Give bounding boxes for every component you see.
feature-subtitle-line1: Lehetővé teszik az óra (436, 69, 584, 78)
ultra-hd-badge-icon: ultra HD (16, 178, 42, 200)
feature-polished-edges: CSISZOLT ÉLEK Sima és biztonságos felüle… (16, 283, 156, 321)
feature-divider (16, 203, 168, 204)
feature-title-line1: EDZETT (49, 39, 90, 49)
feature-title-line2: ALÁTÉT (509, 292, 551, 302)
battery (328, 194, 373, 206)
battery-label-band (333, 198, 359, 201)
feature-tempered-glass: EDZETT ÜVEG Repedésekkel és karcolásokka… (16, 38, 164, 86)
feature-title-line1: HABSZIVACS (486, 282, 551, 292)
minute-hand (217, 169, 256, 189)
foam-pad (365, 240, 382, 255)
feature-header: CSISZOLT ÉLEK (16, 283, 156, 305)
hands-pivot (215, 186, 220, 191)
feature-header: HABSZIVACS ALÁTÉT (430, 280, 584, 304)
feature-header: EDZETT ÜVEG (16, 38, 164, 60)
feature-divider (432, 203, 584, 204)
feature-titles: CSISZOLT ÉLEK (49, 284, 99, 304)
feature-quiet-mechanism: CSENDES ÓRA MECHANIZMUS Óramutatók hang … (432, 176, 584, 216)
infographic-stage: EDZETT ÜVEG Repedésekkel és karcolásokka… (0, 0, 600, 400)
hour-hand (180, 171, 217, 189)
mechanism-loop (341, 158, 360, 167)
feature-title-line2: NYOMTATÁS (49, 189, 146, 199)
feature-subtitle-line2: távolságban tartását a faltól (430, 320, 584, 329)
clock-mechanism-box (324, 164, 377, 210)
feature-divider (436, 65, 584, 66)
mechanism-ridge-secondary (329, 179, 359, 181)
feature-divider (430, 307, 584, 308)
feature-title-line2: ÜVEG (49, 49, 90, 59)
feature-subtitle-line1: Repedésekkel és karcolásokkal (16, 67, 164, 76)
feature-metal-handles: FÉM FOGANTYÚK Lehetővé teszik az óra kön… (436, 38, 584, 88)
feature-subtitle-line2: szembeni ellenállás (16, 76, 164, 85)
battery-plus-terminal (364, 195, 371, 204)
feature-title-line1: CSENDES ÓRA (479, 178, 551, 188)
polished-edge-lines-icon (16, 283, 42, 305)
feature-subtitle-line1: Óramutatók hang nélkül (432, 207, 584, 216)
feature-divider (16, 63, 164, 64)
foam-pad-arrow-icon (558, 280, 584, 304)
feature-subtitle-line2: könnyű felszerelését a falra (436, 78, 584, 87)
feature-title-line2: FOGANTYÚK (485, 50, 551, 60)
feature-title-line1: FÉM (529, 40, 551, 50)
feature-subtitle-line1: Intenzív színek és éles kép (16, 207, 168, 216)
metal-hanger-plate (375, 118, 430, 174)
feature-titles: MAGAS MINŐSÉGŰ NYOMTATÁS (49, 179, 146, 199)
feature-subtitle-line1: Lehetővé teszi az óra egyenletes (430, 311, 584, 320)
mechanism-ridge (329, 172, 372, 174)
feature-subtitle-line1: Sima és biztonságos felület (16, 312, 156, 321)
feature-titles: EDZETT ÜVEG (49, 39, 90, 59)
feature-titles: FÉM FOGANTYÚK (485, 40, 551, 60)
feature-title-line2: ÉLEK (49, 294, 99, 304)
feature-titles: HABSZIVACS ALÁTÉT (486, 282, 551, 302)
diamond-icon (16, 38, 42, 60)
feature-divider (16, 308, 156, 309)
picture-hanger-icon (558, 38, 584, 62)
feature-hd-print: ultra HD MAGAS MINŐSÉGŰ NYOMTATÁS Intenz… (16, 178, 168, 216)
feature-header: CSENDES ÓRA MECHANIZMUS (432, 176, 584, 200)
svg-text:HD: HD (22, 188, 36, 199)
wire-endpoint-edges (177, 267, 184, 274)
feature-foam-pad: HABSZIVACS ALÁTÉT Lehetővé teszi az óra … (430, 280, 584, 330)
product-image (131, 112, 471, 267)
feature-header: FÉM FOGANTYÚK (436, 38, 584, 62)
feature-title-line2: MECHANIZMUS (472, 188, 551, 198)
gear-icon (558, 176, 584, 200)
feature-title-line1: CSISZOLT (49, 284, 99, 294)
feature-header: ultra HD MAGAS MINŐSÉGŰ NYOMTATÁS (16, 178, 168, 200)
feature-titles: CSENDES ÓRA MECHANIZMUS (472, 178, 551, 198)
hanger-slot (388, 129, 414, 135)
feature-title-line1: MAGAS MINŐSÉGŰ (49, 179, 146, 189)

----------

▶ **OBJECTIVE**: Reproduce every row above word for word, leaving each line unchanged.

▶ **CORRECT ANSWER**:
Give bounding boxes for every component you see.
feature-subtitle-line1: Lehetővé teszik az óra (436, 69, 584, 78)
ultra-hd-badge-icon: ultra HD (16, 178, 42, 200)
feature-polished-edges: CSISZOLT ÉLEK Sima és biztonságos felüle… (16, 283, 156, 321)
feature-divider (16, 203, 168, 204)
feature-title-line1: EDZETT (49, 39, 90, 49)
feature-title-line2: ALÁTÉT (509, 292, 551, 302)
battery (328, 194, 373, 206)
battery-label-band (333, 198, 359, 201)
feature-tempered-glass: EDZETT ÜVEG Repedésekkel és karcolásokka… (16, 38, 164, 86)
feature-title-line1: HABSZIVACS (486, 282, 551, 292)
minute-hand (217, 169, 256, 189)
foam-pad (365, 240, 382, 255)
feature-header: CSISZOLT ÉLEK (16, 283, 156, 305)
hands-pivot (215, 186, 220, 191)
feature-header: HABSZIVACS ALÁTÉT (430, 280, 584, 304)
feature-header: EDZETT ÜVEG (16, 38, 164, 60)
feature-divider (432, 203, 584, 204)
feature-titles: CSISZOLT ÉLEK (49, 284, 99, 304)
feature-quiet-mechanism: CSENDES ÓRA MECHANIZMUS Óramutatók hang … (432, 176, 584, 216)
infographic-stage: EDZETT ÜVEG Repedésekkel és karcolásokka… (0, 0, 600, 400)
hour-hand (180, 171, 217, 189)
mechanism-loop (341, 158, 360, 167)
feature-title-line2: NYOMTATÁS (49, 189, 146, 199)
feature-subtitle-line2: távolságban tartását a faltól (430, 320, 584, 329)
clock-mechanism-box (324, 164, 377, 210)
feature-divider (436, 65, 584, 66)
mechanism-ridge-secondary (329, 179, 359, 181)
feature-divider (430, 307, 584, 308)
feature-title-line2: ÜVEG (49, 49, 90, 59)
feature-subtitle-line1: Repedésekkel és karcolásokkal (16, 67, 164, 76)
feature-metal-handles: FÉM FOGANTYÚK Lehetővé teszik az óra kön… (436, 38, 584, 88)
feature-subtitle-line2: szembeni ellenállás (16, 76, 164, 85)
battery-plus-terminal (364, 195, 371, 204)
feature-title-line1: CSENDES ÓRA (479, 178, 551, 188)
polished-edge-lines-icon (16, 283, 42, 305)
feature-subtitle-line1: Óramutatók hang nélkül (432, 207, 584, 216)
feature-divider (16, 63, 164, 64)
foam-pad-arrow-icon (558, 280, 584, 304)
feature-subtitle-line2: könnyű felszerelését a falra (436, 78, 584, 87)
feature-title-line2: FOGANTYÚK (485, 50, 551, 60)
feature-title-line1: FÉM (529, 40, 551, 50)
feature-subtitle-line1: Intenzív színek és éles kép (16, 207, 168, 216)
metal-hanger-plate (375, 118, 430, 174)
feature-titles: MAGAS MINŐSÉGŰ NYOMTATÁS (49, 179, 146, 199)
feature-subtitle-line1: Lehetővé teszi az óra egyenletes (430, 311, 584, 320)
mechanism-ridge (329, 172, 372, 174)
feature-subtitle-line1: Sima és biztonságos felület (16, 312, 156, 321)
feature-titles: EDZETT ÜVEG (49, 39, 90, 59)
feature-titles: FÉM FOGANTYÚK (485, 40, 551, 60)
feature-title-line2: ÉLEK (49, 294, 99, 304)
feature-titles: HABSZIVACS ALÁTÉT (486, 282, 551, 302)
diamond-icon (16, 38, 42, 60)
feature-divider (16, 308, 156, 309)
picture-hanger-icon (558, 38, 584, 62)
feature-hd-print: ultra HD MAGAS MINŐSÉGŰ NYOMTATÁS Intenz… (16, 178, 168, 216)
feature-header: CSENDES ÓRA MECHANIZMUS (432, 176, 584, 200)
svg-text:HD: HD (22, 188, 36, 199)
wire-endpoint-edges (177, 267, 184, 274)
feature-foam-pad: HABSZIVACS ALÁTÉT Lehetővé teszi az óra … (430, 280, 584, 330)
product-image (131, 112, 471, 267)
feature-header: FÉM FOGANTYÚK (436, 38, 584, 62)
feature-title-line2: MECHANIZMUS (472, 188, 551, 198)
gear-icon (558, 176, 584, 200)
feature-title-line1: CSISZOLT (49, 284, 99, 294)
feature-header: ultra HD MAGAS MINŐSÉGŰ NYOMTATÁS (16, 178, 168, 200)
feature-titles: CSENDES ÓRA MECHANIZMUS (472, 178, 551, 198)
hanger-slot (388, 129, 414, 135)
feature-title-line1: MAGAS MINŐSÉGŰ (49, 179, 146, 189)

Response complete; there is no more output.